What is required =
Extract every entry word for word.

## BEGIN

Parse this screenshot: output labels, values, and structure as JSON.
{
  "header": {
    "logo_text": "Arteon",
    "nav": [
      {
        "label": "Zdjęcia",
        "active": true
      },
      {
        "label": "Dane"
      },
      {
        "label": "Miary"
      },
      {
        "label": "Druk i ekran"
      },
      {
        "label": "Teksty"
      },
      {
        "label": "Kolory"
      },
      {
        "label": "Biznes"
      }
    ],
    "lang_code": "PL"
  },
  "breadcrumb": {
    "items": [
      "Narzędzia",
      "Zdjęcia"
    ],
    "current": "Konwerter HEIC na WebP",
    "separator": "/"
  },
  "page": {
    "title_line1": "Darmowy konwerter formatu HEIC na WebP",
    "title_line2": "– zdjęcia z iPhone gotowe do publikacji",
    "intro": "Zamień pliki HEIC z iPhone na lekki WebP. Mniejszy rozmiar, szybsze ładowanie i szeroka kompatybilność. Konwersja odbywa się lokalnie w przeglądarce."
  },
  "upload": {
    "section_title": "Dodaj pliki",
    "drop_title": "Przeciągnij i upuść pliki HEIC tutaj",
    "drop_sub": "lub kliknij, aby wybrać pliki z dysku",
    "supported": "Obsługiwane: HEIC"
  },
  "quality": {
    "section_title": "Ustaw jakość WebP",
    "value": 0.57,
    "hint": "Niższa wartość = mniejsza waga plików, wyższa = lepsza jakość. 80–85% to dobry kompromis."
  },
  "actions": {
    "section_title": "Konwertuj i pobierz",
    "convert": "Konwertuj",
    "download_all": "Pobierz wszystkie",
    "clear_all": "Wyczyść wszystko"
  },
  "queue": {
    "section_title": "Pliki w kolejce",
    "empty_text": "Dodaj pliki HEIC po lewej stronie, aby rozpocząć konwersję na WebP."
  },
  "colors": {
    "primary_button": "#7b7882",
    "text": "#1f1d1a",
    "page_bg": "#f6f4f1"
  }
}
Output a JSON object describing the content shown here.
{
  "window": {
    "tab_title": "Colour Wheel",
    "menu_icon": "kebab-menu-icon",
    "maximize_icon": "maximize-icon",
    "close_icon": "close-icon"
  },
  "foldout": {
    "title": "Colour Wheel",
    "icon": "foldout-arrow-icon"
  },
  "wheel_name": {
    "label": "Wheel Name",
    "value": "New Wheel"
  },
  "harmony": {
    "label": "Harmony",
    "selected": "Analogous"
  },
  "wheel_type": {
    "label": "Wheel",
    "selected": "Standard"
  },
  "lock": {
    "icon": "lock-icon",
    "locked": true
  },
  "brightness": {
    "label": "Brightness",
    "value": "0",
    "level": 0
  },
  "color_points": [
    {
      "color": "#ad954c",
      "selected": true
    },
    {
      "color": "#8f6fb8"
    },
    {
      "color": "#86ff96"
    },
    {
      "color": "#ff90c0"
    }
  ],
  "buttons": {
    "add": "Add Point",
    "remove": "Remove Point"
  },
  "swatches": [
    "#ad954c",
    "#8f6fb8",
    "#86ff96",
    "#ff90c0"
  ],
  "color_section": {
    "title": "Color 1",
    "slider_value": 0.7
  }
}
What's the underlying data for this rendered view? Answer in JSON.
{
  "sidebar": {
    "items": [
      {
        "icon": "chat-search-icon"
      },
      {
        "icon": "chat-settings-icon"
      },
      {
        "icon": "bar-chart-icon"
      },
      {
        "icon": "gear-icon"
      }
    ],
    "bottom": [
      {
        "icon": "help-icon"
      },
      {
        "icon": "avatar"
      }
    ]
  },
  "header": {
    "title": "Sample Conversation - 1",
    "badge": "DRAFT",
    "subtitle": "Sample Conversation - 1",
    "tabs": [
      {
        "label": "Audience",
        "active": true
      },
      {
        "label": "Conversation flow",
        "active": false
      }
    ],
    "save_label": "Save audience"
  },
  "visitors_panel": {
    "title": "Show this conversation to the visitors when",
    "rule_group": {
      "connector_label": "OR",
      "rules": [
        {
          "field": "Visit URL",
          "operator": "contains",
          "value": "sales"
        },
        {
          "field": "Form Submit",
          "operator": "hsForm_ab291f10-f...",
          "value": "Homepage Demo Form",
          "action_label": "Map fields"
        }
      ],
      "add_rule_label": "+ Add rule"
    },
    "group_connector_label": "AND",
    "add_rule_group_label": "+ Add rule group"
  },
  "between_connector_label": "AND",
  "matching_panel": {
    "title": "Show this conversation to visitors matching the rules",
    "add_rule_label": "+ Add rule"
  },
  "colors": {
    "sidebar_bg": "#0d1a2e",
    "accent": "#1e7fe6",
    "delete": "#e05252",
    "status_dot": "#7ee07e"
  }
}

## END

The response =
Parse this screenshot: output labels, values, and structure as JSON.
{
  "header": {
    "logo_text": "Arteon",
    "nav": [
      {
        "label": "Zdjęcia",
        "active": true
      },
      {
        "label": "Dane"
      },
      {
        "label": "Miary"
      },
      {
        "label": "Druk i ekran"
      },
      {
        "label": "Teksty"
      },
      {
        "label": "Kolory"
      },
      {
        "label": "Biznes"
      }
    ],
    "lang_code": "PL"
  },
  "breadcrumb": {
    "items": [
      "Narzędzia",
      "Zdjęcia"
    ],
    "current": "Konwerter HEIC na WebP",
    "separator": "/"
  },
  "page": {
    "title_line1": "Darmowy konwerter formatu HEIC na WebP",
    "title_line2": "– zdjęcia z iPhone gotowe do publikacji",
    "intro": "Zamień pliki HEIC z iPhone na lekki WebP. Mniejszy rozmiar, szybsze ładowanie i szeroka kompatybilność. Konwersja odbywa się lokalnie w przeglądarce."
  },
  "upload": {
    "section_title": "Dodaj pliki",
    "drop_title": "Przeciągnij i upuść pliki HEIC tutaj",
    "drop_sub": "lub kliknij, aby wybrać pliki z dysku",
    "supported": "Obsługiwane: HEIC"
  },
  "quality": {
    "section_title": "Ustaw jakość WebP",
    "value": 0.57,
    "hint": "Niższa wartość = mniejsza waga plików, wyższa = lepsza jakość. 80–85% to dobry kompromis."
  },
  "actions": {
    "section_title": "Konwertuj i pobierz",
    "convert": "Konwertuj",
    "download_all": "Pobierz wszystkie",
    "clear_all": "Wyczyść wszystko"
  },
  "queue": {
    "section_title": "Pliki w kolejce",
    "empty_text": "Dodaj pliki HEIC po lewej stronie, aby rozpocząć konwersję na WebP."
  },
  "colors": {
    "primary_button": "#7b7882",
    "text": "#1f1d1a",
    "page_bg": "#f6f4f1"
  }
}
Output a JSON object describing the content shown here.
{
  "window": {
    "tab_title": "Colour Wheel",
    "menu_icon": "kebab-menu-icon",
    "maximize_icon": "maximize-icon",
    "close_icon": "close-icon"
  },
  "foldout": {
    "title": "Colour Wheel",
    "icon": "foldout-arrow-icon"
  },
  "wheel_name": {
    "label": "Wheel Name",
    "value": "New Wheel"
  },
  "harmony": {
    "label": "Harmony",
    "selected": "Analogous"
  },
  "wheel_type": {
    "label": "Wheel",
    "selected": "Standard"
  },
  "lock": {
    "icon": "lock-icon",
    "locked": true
  },
  "brightness": {
    "label": "Brightness",
    "value": "0",
    "level": 0
  },
  "color_points": [
    {
      "color": "#ad954c",
      "selected": true
    },
    {
      "color": "#8f6fb8"
    },
    {
      "color": "#86ff96"
    },
    {
      "color": "#ff90c0"
    }
  ],
  "buttons": {
    "add": "Add Point",
    "remove": "Remove Point"
  },
  "swatches": [
    "#ad954c",
    "#8f6fb8",
    "#86ff96",
    "#ff90c0"
  ],
  "color_section": {
    "title": "Color 1",
    "slider_value": 0.7
  }
}
What's the underlying data for this rendered view? Answer in JSON.
{
  "sidebar": {
    "items": [
      {
        "icon": "chat-search-icon"
      },
      {
        "icon": "chat-settings-icon"
      },
      {
        "icon": "bar-chart-icon"
      },
      {
        "icon": "gear-icon"
      }
    ],
    "bottom": [
      {
        "icon": "help-icon"
      },
      {
        "icon": "avatar"
      }
    ]
  },
  "header": {
    "title": "Sample Conversation - 1",
    "badge": "DRAFT",
    "subtitle": "Sample Conversation - 1",
    "tabs": [
      {
        "label": "Audience",
        "active": true
      },
      {
        "label": "Conversation flow",
        "active": false
      }
    ],
    "save_label": "Save audience"
  },
  "visitors_panel": {
    "title": "Show this conversation to the visitors when",
    "rule_group": {
      "connector_label": "OR",
      "rules": [
        {
          "field": "Visit URL",
          "operator": "contains",
          "value": "sales"
        },
        {
          "field": "Form Submit",
          "operator": "hsForm_ab291f10-f...",
          "value": "Homepage Demo Form",
          "action_label": "Map fields"
        }
      ],
      "add_rule_label": "+ Add rule"
    },
    "group_connector_label": "AND",
    "add_rule_group_label": "+ Add rule group"
  },
  "between_connector_label": "AND",
  "matching_panel": {
    "title": "Show this conversation to visitors matching the rules",
    "add_rule_label": "+ Add rule"
  },
  "colors": {
    "sidebar_bg": "#0d1a2e",
    "accent": "#1e7fe6",
    "delete": "#e05252",
    "status_dot": "#7ee07e"
  }
}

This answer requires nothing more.